Problem details
Read the records below and copy each line that contains "about".

[Data entries]
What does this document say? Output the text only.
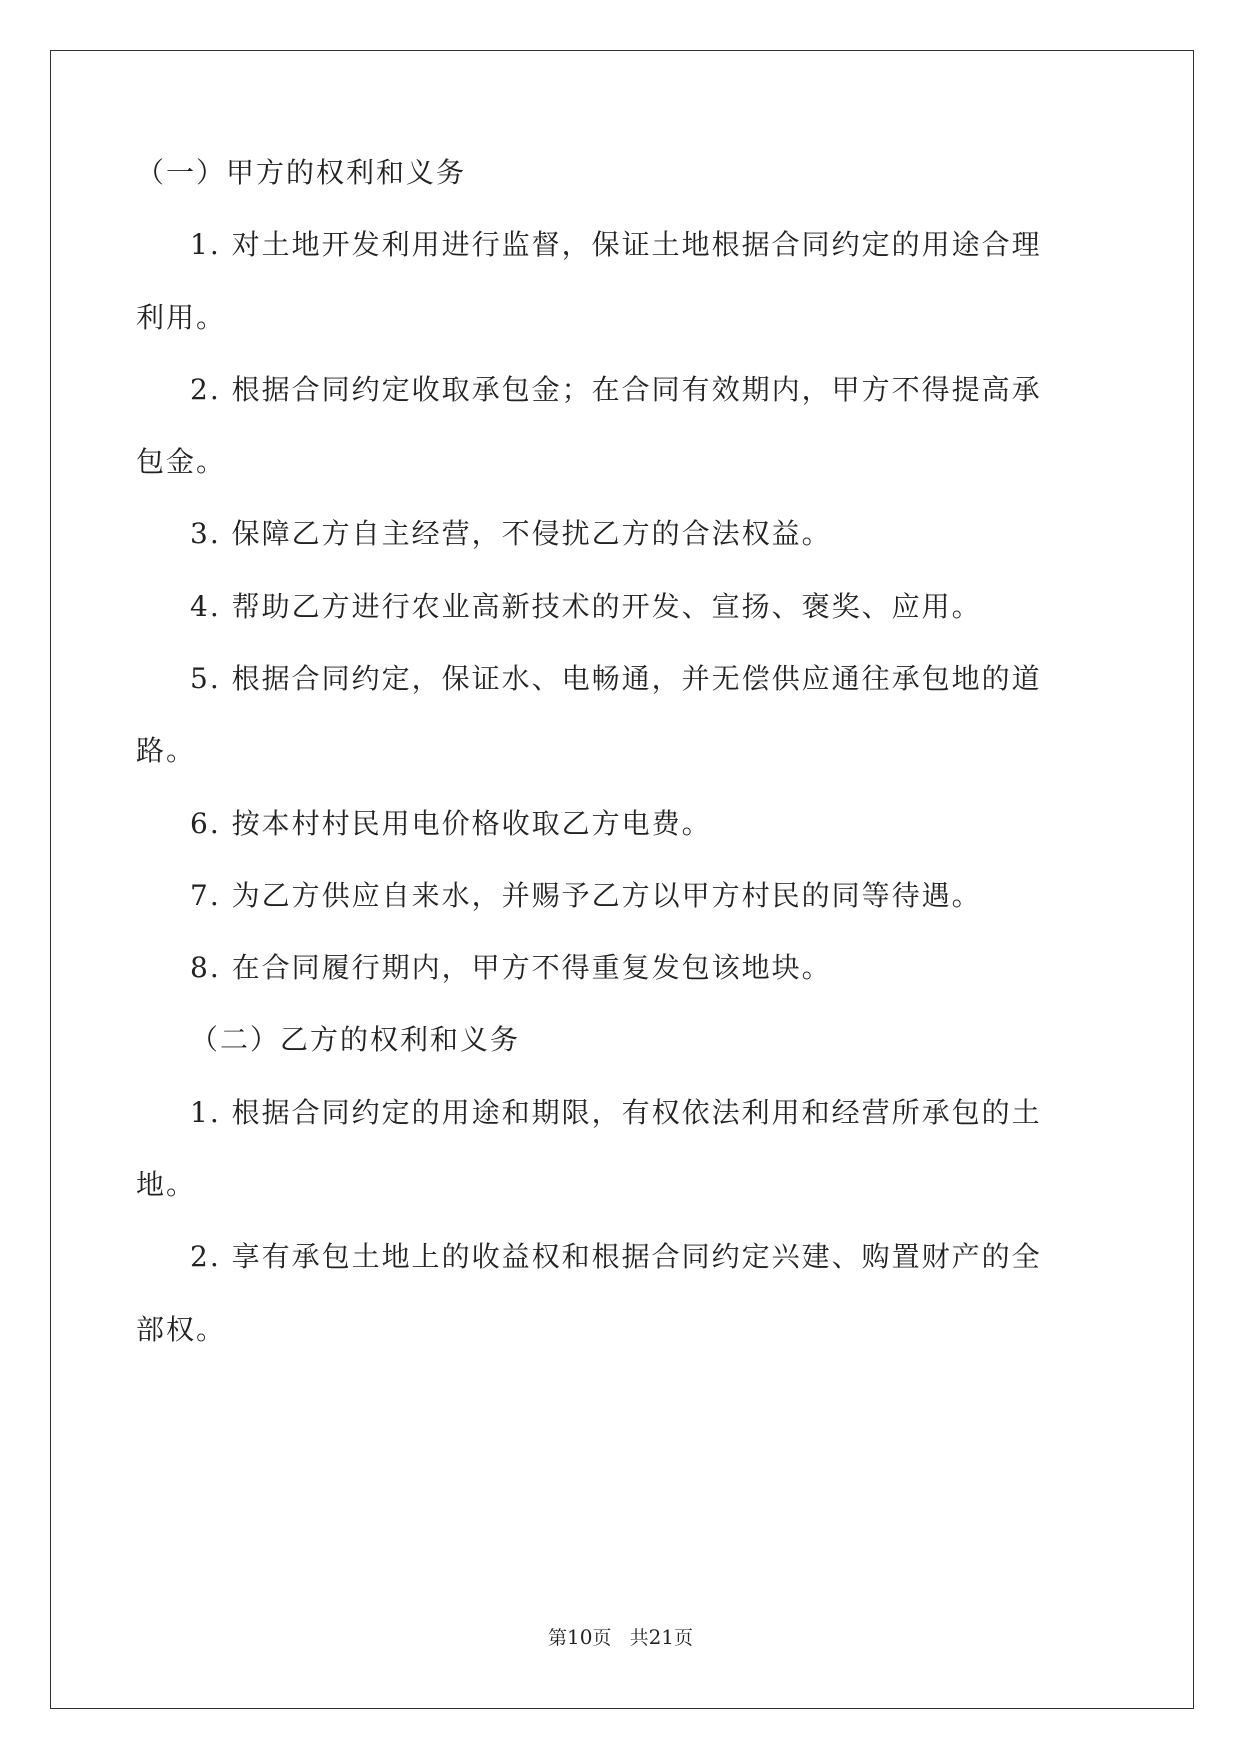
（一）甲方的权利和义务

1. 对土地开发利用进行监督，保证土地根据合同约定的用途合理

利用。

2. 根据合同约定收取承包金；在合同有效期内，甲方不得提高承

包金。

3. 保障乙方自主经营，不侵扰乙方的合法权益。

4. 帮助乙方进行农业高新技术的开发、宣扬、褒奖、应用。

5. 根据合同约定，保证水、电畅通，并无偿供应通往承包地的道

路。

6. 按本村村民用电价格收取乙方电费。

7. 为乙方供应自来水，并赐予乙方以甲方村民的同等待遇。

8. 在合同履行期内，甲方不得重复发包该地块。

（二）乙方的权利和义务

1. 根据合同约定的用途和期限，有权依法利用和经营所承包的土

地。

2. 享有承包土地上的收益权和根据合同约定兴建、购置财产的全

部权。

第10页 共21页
--
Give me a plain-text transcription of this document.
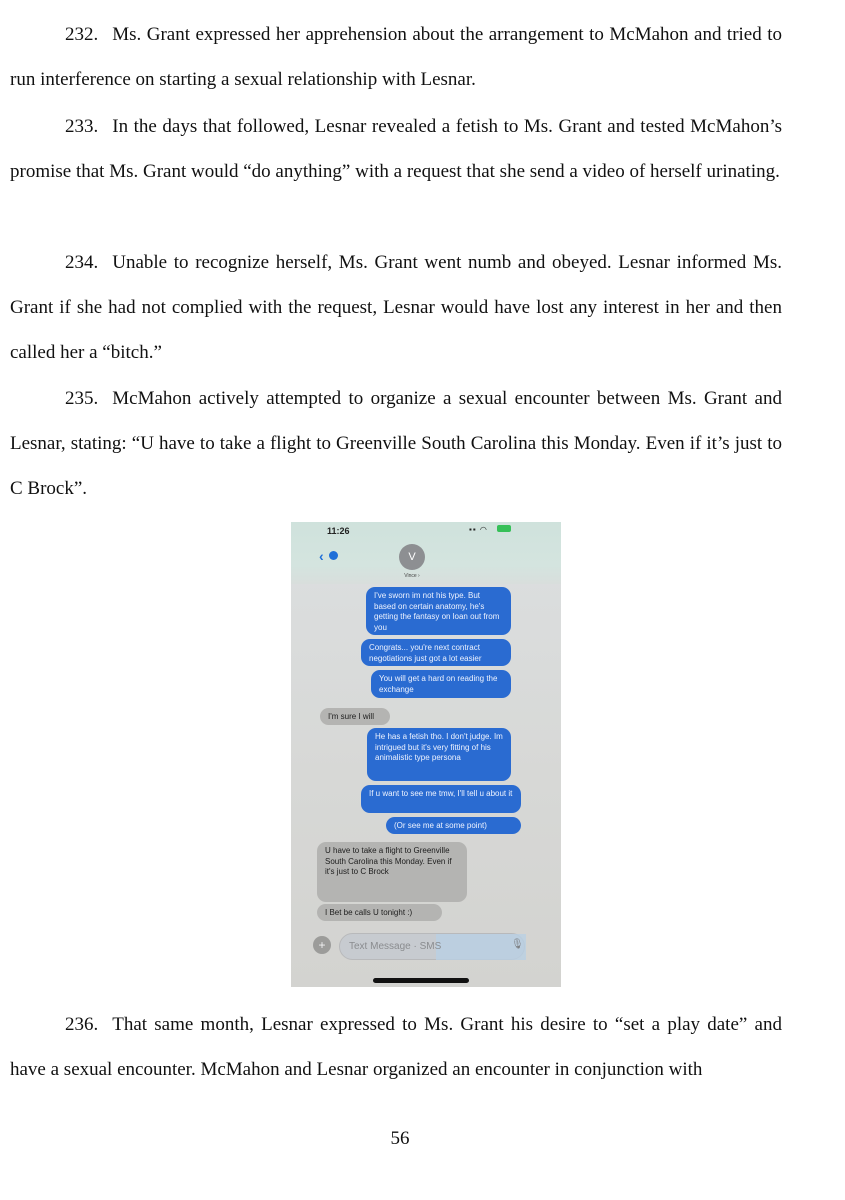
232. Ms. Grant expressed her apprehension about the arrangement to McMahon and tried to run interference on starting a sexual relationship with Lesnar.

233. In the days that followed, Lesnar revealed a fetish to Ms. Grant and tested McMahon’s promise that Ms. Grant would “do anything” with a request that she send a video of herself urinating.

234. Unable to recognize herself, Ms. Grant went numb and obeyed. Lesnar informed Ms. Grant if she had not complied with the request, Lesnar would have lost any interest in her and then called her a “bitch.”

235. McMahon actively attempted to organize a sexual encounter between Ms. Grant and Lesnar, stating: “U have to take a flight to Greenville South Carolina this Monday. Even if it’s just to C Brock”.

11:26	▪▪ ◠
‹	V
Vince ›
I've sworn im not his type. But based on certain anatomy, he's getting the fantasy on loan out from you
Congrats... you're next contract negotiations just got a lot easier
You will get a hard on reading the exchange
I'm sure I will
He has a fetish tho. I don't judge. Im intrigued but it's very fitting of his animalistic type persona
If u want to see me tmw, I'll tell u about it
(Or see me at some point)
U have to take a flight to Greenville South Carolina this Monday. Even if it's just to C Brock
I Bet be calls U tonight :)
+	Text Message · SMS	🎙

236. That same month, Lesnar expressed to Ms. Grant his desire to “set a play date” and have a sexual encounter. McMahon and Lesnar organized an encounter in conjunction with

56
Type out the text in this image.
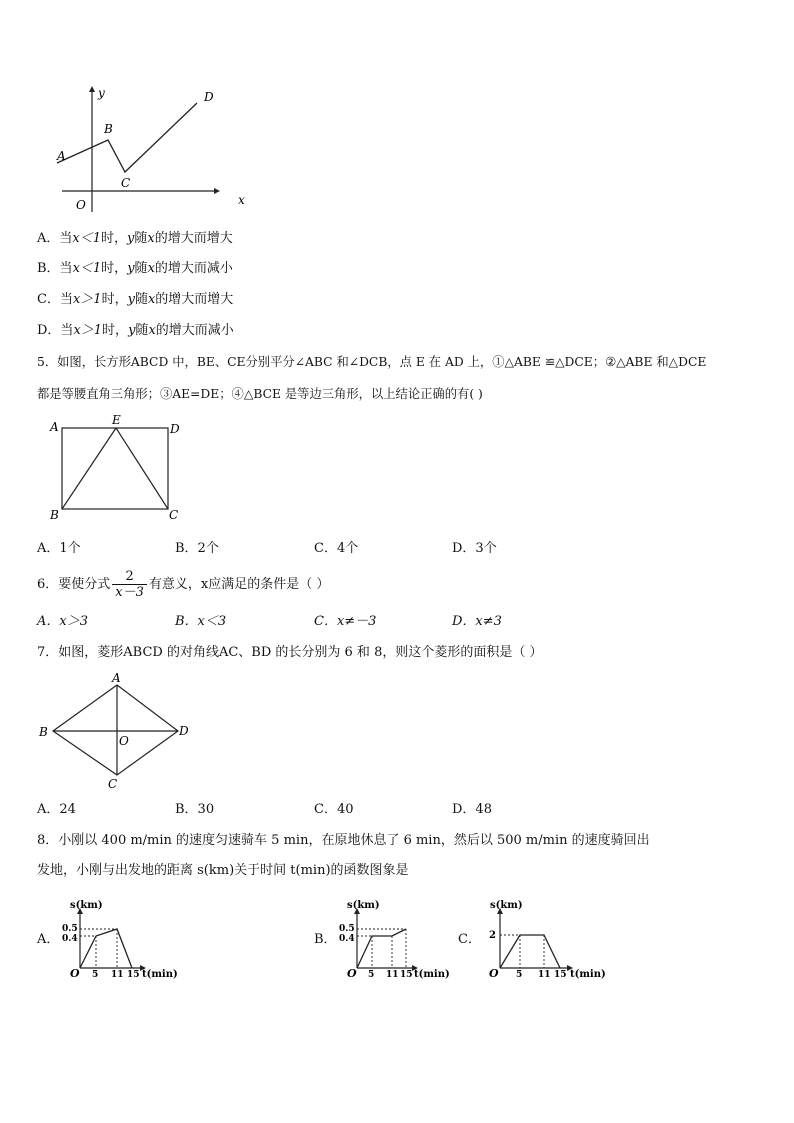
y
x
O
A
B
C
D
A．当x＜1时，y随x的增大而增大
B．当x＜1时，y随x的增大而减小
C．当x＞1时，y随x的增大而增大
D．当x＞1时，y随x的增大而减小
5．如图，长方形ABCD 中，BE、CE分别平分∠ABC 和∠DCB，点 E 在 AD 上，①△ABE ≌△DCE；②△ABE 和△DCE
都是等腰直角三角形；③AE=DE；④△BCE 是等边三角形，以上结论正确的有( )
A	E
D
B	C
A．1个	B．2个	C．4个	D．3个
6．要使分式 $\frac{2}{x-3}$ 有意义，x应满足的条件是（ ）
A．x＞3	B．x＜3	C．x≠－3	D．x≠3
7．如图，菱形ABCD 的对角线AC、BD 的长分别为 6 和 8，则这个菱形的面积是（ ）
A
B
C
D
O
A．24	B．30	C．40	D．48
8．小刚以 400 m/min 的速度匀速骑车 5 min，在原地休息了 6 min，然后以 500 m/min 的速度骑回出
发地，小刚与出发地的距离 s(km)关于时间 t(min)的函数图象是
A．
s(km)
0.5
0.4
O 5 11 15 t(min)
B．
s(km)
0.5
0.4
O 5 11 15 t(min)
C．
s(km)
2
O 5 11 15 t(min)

Exercise answer
232. Ms. Grant expressed her apprehension about the arrangement to McMahon and tried to run interference on starting a sexual relationship with Lesnar.
If u want to see me tmw, I'll tell u about it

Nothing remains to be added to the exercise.